**Provided entries:**
====================

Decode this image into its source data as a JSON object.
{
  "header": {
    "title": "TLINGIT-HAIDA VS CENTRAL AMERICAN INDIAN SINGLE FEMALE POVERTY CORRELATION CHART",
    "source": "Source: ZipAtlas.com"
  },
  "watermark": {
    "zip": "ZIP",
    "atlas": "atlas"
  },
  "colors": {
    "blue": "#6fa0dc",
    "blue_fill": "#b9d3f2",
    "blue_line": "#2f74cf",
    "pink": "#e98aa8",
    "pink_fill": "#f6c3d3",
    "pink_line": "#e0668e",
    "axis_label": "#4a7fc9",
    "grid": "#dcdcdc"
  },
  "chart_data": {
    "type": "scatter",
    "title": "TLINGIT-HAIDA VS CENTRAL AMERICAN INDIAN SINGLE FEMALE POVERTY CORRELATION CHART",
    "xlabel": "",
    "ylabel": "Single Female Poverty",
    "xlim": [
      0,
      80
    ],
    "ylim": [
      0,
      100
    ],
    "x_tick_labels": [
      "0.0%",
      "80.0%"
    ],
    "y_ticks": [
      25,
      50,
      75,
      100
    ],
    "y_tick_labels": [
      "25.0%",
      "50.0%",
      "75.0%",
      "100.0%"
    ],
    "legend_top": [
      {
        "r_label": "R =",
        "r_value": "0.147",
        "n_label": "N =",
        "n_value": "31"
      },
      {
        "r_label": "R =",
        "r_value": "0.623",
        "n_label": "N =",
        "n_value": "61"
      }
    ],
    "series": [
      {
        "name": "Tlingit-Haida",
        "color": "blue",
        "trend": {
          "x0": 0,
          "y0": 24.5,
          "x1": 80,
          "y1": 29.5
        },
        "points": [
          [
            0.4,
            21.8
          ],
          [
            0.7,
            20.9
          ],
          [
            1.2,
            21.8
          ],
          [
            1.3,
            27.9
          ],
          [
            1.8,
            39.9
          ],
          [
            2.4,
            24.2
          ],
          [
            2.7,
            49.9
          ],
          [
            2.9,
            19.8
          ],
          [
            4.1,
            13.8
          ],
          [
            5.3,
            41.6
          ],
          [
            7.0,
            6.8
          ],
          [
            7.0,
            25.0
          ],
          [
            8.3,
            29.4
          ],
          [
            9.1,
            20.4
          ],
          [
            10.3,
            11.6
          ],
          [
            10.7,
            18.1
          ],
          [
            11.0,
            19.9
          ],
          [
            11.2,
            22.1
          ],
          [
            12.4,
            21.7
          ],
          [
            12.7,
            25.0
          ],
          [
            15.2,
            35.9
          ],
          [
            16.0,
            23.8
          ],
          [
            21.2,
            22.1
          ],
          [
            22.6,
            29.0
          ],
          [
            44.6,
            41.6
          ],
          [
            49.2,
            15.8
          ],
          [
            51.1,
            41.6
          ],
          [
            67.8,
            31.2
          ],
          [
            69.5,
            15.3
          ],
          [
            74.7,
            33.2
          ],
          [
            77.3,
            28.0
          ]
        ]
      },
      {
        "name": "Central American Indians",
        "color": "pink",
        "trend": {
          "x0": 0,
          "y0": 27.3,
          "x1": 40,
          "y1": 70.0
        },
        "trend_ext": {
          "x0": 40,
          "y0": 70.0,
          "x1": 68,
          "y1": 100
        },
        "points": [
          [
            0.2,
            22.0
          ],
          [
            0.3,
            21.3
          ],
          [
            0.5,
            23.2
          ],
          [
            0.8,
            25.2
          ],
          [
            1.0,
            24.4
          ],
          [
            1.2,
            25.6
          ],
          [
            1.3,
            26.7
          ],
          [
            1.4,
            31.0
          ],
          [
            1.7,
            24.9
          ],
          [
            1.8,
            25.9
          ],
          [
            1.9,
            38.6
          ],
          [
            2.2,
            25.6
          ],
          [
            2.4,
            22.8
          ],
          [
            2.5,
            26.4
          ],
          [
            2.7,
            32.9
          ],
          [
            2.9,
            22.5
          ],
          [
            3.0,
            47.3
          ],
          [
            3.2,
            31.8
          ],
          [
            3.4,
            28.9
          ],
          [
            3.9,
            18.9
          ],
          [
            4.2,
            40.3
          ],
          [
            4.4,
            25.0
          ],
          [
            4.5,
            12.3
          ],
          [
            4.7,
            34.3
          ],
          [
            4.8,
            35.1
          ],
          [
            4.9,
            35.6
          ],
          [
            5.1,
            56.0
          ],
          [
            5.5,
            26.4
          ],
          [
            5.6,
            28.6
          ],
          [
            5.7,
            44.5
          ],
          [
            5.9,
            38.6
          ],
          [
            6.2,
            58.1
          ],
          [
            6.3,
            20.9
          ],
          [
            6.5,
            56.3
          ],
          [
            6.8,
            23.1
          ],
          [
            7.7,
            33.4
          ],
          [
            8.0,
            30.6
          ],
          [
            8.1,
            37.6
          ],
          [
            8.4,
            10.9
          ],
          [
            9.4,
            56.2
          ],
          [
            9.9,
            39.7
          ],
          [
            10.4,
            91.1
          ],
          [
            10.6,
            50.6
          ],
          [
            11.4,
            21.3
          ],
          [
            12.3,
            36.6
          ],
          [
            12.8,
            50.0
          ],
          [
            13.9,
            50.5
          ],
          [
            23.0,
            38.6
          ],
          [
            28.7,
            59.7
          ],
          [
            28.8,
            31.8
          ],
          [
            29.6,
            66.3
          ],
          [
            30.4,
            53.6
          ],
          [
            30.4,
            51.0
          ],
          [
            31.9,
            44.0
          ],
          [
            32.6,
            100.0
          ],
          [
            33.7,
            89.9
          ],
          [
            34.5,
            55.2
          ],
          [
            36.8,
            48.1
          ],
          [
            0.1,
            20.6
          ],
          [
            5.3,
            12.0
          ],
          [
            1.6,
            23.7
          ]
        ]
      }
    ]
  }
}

====================

**What is needed:** Extract the full listing above without alteration.

**Correct output:**
Decode this image into its source data as a JSON object.
{
  "header": {
    "title": "TLINGIT-HAIDA VS CENTRAL AMERICAN INDIAN SINGLE FEMALE POVERTY CORRELATION CHART",
    "source": "Source: ZipAtlas.com"
  },
  "watermark": {
    "zip": "ZIP",
    "atlas": "atlas"
  },
  "colors": {
    "blue": "#6fa0dc",
    "blue_fill": "#b9d3f2",
    "blue_line": "#2f74cf",
    "pink": "#e98aa8",
    "pink_fill": "#f6c3d3",
    "pink_line": "#e0668e",
    "axis_label": "#4a7fc9",
    "grid": "#dcdcdc"
  },
  "chart_data": {
    "type": "scatter",
    "title": "TLINGIT-HAIDA VS CENTRAL AMERICAN INDIAN SINGLE FEMALE POVERTY CORRELATION CHART",
    "xlabel": "",
    "ylabel": "Single Female Poverty",
    "xlim": [
      0,
      80
    ],
    "ylim": [
      0,
      100
    ],
    "x_tick_labels": [
      "0.0%",
      "80.0%"
    ],
    "y_ticks": [
      25,
      50,
      75,
      100
    ],
    "y_tick_labels": [
      "25.0%",
      "50.0%",
      "75.0%",
      "100.0%"
    ],
    "legend_top": [
      {
        "r_label": "R =",
        "r_value": "0.147",
        "n_label": "N =",
        "n_value": "31"
      },
      {
        "r_label": "R =",
        "r_value": "0.623",
        "n_label": "N =",
        "n_value": "61"
      }
    ],
    "series": [
      {
        "name": "Tlingit-Haida",
        "color": "blue",
        "trend": {
          "x0": 0,
          "y0": 24.5,
          "x1": 80,
          "y1": 29.5
        },
        "points": [
          [
            0.4,
            21.8
          ],
          [
            0.7,
            20.9
          ],
          [
            1.2,
            21.8
          ],
          [
            1.3,
            27.9
          ],
          [
            1.8,
            39.9
          ],
          [
            2.4,
            24.2
          ],
          [
            2.7,
            49.9
          ],
          [
            2.9,
            19.8
          ],
          [
            4.1,
            13.8
          ],
          [
            5.3,
            41.6
          ],
          [
            7.0,
            6.8
          ],
          [
            7.0,
            25.0
          ],
          [
            8.3,
            29.4
          ],
          [
            9.1,
            20.4
          ],
          [
            10.3,
            11.6
          ],
          [
            10.7,
            18.1
          ],
          [
            11.0,
            19.9
          ],
          [
            11.2,
            22.1
          ],
          [
            12.4,
            21.7
          ],
          [
            12.7,
            25.0
          ],
          [
            15.2,
            35.9
          ],
          [
            16.0,
            23.8
          ],
          [
            21.2,
            22.1
          ],
          [
            22.6,
            29.0
          ],
          [
            44.6,
            41.6
          ],
          [
            49.2,
            15.8
          ],
          [
            51.1,
            41.6
          ],
          [
            67.8,
            31.2
          ],
          [
            69.5,
            15.3
          ],
          [
            74.7,
            33.2
          ],
          [
            77.3,
            28.0
          ]
        ]
      },
      {
        "name": "Central American Indians",
        "color": "pink",
        "trend": {
          "x0": 0,
          "y0": 27.3,
          "x1": 40,
          "y1": 70.0
        },
        "trend_ext": {
          "x0": 40,
          "y0": 70.0,
          "x1": 68,
          "y1": 100
        },
        "points": [
          [
            0.2,
            22.0
          ],
          [
            0.3,
            21.3
          ],
          [
            0.5,
            23.2
          ],
          [
            0.8,
            25.2
          ],
          [
            1.0,
            24.4
          ],
          [
            1.2,
            25.6
          ],
          [
            1.3,
            26.7
          ],
          [
            1.4,
            31.0
          ],
          [
            1.7,
            24.9
          ],
          [
            1.8,
            25.9
          ],
          [
            1.9,
            38.6
          ],
          [
            2.2,
            25.6
          ],
          [
            2.4,
            22.8
          ],
          [
            2.5,
            26.4
          ],
          [
            2.7,
            32.9
          ],
          [
            2.9,
            22.5
          ],
          [
            3.0,
            47.3
          ],
          [
            3.2,
            31.8
          ],
          [
            3.4,
            28.9
          ],
          [
            3.9,
            18.9
          ],
          [
            4.2,
            40.3
          ],
          [
            4.4,
            25.0
          ],
          [
            4.5,
            12.3
          ],
          [
            4.7,
            34.3
          ],
          [
            4.8,
            35.1
          ],
          [
            4.9,
            35.6
          ],
          [
            5.1,
            56.0
          ],
          [
            5.5,
            26.4
          ],
          [
            5.6,
            28.6
          ],
          [
            5.7,
            44.5
          ],
          [
            5.9,
            38.6
          ],
          [
            6.2,
            58.1
          ],
          [
            6.3,
            20.9
          ],
          [
            6.5,
            56.3
          ],
          [
            6.8,
            23.1
          ],
          [
            7.7,
            33.4
          ],
          [
            8.0,
            30.6
          ],
          [
            8.1,
            37.6
          ],
          [
            8.4,
            10.9
          ],
          [
            9.4,
            56.2
          ],
          [
            9.9,
            39.7
          ],
          [
            10.4,
            91.1
          ],
          [
            10.6,
            50.6
          ],
          [
            11.4,
            21.3
          ],
          [
            12.3,
            36.6
          ],
          [
            12.8,
            50.0
          ],
          [
            13.9,
            50.5
          ],
          [
            23.0,
            38.6
          ],
          [
            28.7,
            59.7
          ],
          [
            28.8,
            31.8
          ],
          [
            29.6,
            66.3
          ],
          [
            30.4,
            53.6
          ],
          [
            30.4,
            51.0
          ],
          [
            31.9,
            44.0
          ],
          [
            32.6,
            100.0
          ],
          [
            33.7,
            89.9
          ],
          [
            34.5,
            55.2
          ],
          [
            36.8,
            48.1
          ],
          [
            0.1,
            20.6
          ],
          [
            5.3,
            12.0
          ],
          [
            1.6,
            23.7
          ]
        ]
      }
    ]
  }
}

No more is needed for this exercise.